◆ Work item ◆
In full and without alteration, print the entries that follow.

◆ Available data ◆
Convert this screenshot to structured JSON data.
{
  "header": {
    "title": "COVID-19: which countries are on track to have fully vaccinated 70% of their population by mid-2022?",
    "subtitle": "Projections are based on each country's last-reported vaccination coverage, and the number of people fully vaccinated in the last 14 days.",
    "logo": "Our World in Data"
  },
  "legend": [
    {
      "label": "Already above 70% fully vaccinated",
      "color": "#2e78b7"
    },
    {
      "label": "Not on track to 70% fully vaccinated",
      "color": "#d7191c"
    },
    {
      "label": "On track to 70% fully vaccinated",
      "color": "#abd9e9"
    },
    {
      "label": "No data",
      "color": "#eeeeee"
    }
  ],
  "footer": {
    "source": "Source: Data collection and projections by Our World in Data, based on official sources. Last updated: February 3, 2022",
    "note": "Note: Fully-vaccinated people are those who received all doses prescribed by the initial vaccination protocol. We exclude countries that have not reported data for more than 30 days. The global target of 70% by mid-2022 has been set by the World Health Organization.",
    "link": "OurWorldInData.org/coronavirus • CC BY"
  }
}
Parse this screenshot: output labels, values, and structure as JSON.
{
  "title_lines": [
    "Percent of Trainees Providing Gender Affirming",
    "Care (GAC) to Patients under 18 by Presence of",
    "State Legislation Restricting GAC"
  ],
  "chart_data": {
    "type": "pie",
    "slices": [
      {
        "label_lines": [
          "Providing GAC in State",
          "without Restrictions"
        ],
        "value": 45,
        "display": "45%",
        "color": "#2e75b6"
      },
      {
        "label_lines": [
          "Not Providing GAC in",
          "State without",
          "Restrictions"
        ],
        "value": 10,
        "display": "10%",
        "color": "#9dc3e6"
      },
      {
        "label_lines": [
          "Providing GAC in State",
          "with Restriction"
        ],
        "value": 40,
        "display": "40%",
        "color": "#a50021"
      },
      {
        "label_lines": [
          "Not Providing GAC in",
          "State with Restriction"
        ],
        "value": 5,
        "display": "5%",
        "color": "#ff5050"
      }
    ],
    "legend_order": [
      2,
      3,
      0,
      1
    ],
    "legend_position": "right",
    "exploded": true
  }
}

◆ Result for this task ◆
Convert this screenshot to structured JSON data.
{
  "header": {
    "title": "COVID-19: which countries are on track to have fully vaccinated 70% of their population by mid-2022?",
    "subtitle": "Projections are based on each country's last-reported vaccination coverage, and the number of people fully vaccinated in the last 14 days.",
    "logo": "Our World in Data"
  },
  "legend": [
    {
      "label": "Already above 70% fully vaccinated",
      "color": "#2e78b7"
    },
    {
      "label": "Not on track to 70% fully vaccinated",
      "color": "#d7191c"
    },
    {
      "label": "On track to 70% fully vaccinated",
      "color": "#abd9e9"
    },
    {
      "label": "No data",
      "color": "#eeeeee"
    }
  ],
  "footer": {
    "source": "Source: Data collection and projections by Our World in Data, based on official sources. Last updated: February 3, 2022",
    "note": "Note: Fully-vaccinated people are those who received all doses prescribed by the initial vaccination protocol. We exclude countries that have not reported data for more than 30 days. The global target of 70% by mid-2022 has been set by the World Health Organization.",
    "link": "OurWorldInData.org/coronavirus • CC BY"
  }
}
Parse this screenshot: output labels, values, and structure as JSON.
{
  "title_lines": [
    "Percent of Trainees Providing Gender Affirming",
    "Care (GAC) to Patients under 18 by Presence of",
    "State Legislation Restricting GAC"
  ],
  "chart_data": {
    "type": "pie",
    "slices": [
      {
        "label_lines": [
          "Providing GAC in State",
          "without Restrictions"
        ],
        "value": 45,
        "display": "45%",
        "color": "#2e75b6"
      },
      {
        "label_lines": [
          "Not Providing GAC in",
          "State without",
          "Restrictions"
        ],
        "value": 10,
        "display": "10%",
        "color": "#9dc3e6"
      },
      {
        "label_lines": [
          "Providing GAC in State",
          "with Restriction"
        ],
        "value": 40,
        "display": "40%",
        "color": "#a50021"
      },
      {
        "label_lines": [
          "Not Providing GAC in",
          "State with Restriction"
        ],
        "value": 5,
        "display": "5%",
        "color": "#ff5050"
      }
    ],
    "legend_order": [
      2,
      3,
      0,
      1
    ],
    "legend_position": "right",
    "exploded": true
  }
}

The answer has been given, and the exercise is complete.